**TASKS TO CARRY OUT:**
1. According to the Crandall Canyon mine article, to which body did MSHA submit its settlement with Agapito Associates?
2. Duplicate the part of the Crandall Canyon mine article starting at "The final chapter" and ending at "Health Review Commission.".

**DOCUMENT TEXT:**
* * *

MSHA Agrees to Settle Crandall Canyon Mine Case

Agapito Associates Inc., a mining engineering consulting firm, has agreed to pay a $100,000 penalty for a high-negligence violation in connection with the 2007 mine collapses that killed six miners and three rescue workers at Genwal Resources Inc.'s mine in Emery County, Utah.

The final chapter may have been written in the Mine Safety and Health Administration’s enforcement and legal actions to hold companies accountable for the August 2007 roof collapses at the Crandall Canyon mine in Emery County, Utah, that killed six miners and three rescue workers. MSHA on Sept. 18 submitted a settlement it has reached with Agapito Associates Inc., a mining engineering consulting firm, to the Federal Mine Safety and Health Review Commission.

The firm accepted responsibility and agreed to pay $100,000 for a high-negligence violation for its role in the collapses at Genwal Resources Inc.'s underground coal mine. MSHA's investigation found the miners were killed when roof-supporting coal pillars collapsed in a catastrophic outburst, and two mine employees and an MSHA inspector died 10 days later in another coal outburst during rescue efforts. The investigation found "flawed engineering analysis by Agapito resulted in an inadequate mine design, with unsafe pillar dimensions, which contributed to the accident," according to MSHA.

Genwal and its parent company, UtahAmerican Energy Inc., submitted their mining plan to MSHA based on Agapito's analysis.

* * *

**MATERIAL SHOWN:**
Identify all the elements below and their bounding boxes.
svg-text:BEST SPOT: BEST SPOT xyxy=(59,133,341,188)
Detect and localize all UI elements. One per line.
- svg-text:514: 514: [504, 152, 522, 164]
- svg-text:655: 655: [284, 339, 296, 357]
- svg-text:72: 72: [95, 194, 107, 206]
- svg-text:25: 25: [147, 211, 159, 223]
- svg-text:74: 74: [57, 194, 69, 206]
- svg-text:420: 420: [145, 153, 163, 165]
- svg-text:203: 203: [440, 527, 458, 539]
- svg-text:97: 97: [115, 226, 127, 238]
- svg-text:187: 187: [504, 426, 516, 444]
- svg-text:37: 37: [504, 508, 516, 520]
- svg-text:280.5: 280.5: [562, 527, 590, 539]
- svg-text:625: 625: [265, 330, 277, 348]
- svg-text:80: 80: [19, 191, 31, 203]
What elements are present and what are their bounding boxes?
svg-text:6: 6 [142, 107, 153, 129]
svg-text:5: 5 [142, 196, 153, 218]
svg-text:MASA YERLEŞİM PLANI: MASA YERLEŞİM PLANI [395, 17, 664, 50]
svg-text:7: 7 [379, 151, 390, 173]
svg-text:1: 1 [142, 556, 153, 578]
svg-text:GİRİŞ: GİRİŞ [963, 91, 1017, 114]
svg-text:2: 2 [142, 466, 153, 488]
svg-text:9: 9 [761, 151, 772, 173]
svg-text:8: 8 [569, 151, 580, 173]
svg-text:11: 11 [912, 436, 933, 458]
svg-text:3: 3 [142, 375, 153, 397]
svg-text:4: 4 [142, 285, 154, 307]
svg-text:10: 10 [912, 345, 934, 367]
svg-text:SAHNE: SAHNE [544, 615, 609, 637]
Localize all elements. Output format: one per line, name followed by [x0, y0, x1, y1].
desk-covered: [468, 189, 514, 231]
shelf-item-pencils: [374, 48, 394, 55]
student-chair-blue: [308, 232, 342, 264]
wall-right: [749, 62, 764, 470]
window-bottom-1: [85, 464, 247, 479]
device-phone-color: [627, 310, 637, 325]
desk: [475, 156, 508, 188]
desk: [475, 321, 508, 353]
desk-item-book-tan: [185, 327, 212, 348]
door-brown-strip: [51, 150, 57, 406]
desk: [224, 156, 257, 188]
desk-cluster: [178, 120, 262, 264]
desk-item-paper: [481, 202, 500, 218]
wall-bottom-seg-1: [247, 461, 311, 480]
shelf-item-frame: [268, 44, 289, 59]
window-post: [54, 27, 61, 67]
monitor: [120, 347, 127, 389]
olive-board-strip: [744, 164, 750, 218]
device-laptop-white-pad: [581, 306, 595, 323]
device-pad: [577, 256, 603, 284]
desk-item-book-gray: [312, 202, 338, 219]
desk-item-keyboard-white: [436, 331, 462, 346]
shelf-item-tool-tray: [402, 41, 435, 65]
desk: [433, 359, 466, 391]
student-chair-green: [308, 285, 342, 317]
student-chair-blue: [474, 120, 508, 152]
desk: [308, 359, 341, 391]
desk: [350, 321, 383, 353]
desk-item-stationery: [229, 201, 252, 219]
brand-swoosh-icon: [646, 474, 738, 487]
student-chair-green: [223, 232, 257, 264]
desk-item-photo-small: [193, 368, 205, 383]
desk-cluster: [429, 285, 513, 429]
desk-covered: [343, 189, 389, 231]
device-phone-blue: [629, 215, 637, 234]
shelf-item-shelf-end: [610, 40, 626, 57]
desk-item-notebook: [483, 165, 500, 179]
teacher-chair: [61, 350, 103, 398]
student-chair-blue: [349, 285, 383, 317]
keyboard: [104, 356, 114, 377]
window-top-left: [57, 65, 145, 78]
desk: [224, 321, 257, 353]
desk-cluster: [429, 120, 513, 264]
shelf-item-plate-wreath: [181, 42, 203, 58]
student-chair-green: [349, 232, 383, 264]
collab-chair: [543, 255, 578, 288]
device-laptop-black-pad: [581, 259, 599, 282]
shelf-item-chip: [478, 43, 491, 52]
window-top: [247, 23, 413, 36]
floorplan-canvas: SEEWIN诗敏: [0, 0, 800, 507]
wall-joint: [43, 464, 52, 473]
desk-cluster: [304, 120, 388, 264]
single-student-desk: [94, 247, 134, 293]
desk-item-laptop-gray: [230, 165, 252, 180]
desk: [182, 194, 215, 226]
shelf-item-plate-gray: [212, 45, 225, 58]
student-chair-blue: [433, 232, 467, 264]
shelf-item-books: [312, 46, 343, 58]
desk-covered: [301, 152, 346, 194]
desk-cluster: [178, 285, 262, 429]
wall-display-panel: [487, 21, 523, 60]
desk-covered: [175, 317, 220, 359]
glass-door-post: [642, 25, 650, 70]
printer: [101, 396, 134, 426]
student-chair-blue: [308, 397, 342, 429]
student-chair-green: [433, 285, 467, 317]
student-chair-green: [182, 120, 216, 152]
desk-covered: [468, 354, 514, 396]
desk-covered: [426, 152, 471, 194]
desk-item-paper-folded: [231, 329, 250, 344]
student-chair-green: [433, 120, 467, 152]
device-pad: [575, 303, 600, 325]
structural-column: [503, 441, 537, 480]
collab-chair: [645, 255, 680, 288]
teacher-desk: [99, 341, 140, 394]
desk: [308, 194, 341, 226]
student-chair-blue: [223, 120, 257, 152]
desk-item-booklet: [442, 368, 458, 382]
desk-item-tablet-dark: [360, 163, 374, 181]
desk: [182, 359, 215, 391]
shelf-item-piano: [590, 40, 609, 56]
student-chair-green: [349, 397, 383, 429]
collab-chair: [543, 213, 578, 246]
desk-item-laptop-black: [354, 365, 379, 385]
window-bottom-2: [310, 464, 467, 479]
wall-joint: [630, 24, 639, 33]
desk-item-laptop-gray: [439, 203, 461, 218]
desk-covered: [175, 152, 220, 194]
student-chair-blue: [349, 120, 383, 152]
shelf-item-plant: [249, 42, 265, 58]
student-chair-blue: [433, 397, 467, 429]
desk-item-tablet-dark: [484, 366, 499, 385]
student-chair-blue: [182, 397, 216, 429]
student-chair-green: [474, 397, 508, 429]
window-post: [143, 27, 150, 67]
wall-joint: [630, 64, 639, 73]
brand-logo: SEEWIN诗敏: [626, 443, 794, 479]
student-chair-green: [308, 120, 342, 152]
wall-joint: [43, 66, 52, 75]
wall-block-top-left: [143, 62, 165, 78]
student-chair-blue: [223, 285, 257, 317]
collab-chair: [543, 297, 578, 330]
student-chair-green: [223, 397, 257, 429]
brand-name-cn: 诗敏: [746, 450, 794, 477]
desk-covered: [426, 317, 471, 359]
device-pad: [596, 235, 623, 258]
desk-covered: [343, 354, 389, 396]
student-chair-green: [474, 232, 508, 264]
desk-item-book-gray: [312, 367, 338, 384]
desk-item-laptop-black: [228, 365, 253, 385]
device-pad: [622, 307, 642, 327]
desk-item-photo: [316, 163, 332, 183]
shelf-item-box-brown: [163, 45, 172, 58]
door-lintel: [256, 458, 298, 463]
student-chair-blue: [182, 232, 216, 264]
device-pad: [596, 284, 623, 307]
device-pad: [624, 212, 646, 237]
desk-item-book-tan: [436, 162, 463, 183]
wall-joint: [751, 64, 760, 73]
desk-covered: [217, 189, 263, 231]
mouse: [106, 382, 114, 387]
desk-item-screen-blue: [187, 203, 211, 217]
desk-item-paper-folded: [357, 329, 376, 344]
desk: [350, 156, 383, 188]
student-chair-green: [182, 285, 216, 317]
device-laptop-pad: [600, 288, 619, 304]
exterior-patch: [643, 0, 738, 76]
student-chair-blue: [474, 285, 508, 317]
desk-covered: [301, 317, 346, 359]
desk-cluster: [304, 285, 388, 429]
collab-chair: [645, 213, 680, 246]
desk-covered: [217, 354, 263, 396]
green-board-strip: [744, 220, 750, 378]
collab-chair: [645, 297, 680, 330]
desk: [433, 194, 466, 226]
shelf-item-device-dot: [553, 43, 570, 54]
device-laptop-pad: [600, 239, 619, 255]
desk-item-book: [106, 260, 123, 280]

* * *

**EXPECTED OUTPUTS:**
1. The Federal Mine Safety and Health Review Commission.

2.
The final chapter may have been written in the Mine Safety and Health Administration’s enforcement and legal actions to hold companies accountable for the August 2007 roof collapses at the Crandall Canyon mine in Emery County, Utah, that killed six miners and three rescue workers. MSHA on Sept. 18 submitted a settlement it has reached with Agapito Associates Inc., a mining engineering consulting firm, to the Federal Mine Safety and Health Review Commission.